>> Start MATERIAL SUPPLIED

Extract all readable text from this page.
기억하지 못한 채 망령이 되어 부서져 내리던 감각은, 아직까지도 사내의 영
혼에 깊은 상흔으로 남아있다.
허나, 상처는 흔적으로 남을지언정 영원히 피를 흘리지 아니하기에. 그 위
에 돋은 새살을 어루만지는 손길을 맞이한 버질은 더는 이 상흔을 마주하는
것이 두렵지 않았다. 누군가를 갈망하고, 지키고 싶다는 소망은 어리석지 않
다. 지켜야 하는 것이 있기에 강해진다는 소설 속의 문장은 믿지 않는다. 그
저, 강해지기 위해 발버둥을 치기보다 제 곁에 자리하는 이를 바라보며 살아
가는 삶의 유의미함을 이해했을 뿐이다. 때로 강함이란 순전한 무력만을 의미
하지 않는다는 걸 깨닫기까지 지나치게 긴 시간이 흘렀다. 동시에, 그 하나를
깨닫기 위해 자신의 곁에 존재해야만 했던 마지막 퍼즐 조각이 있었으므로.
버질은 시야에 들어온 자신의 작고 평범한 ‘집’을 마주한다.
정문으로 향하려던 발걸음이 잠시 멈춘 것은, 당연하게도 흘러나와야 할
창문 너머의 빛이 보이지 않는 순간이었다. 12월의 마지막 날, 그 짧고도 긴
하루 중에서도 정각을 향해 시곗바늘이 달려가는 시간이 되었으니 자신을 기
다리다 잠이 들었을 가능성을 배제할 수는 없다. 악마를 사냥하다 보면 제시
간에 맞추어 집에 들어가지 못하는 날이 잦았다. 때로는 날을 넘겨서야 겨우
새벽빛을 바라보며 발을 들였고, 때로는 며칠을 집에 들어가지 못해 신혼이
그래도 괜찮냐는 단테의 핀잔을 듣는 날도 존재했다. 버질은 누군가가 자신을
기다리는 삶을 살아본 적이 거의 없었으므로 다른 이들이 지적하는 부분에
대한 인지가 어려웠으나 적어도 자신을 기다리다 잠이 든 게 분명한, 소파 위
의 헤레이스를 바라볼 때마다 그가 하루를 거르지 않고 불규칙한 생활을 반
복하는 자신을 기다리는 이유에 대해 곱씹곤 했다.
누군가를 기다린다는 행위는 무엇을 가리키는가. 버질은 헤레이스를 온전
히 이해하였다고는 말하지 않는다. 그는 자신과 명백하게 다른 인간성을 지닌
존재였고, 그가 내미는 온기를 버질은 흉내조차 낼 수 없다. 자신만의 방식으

>> End MATERIAL SUPPLIED

◆ **DIRECTIONS FOR THIS TASK**:
Identify every line holding the word "누군가를" and copy it out.

◆ **FINISHED EXERCISE**:
것이 두렵지 않았다. 누군가를 갈망하고, 지키고 싶다는 소망은 어리석지 않
누군가를 기다린다는 행위는 무엇을 가리키는가. 버질은 헤레이스를 온전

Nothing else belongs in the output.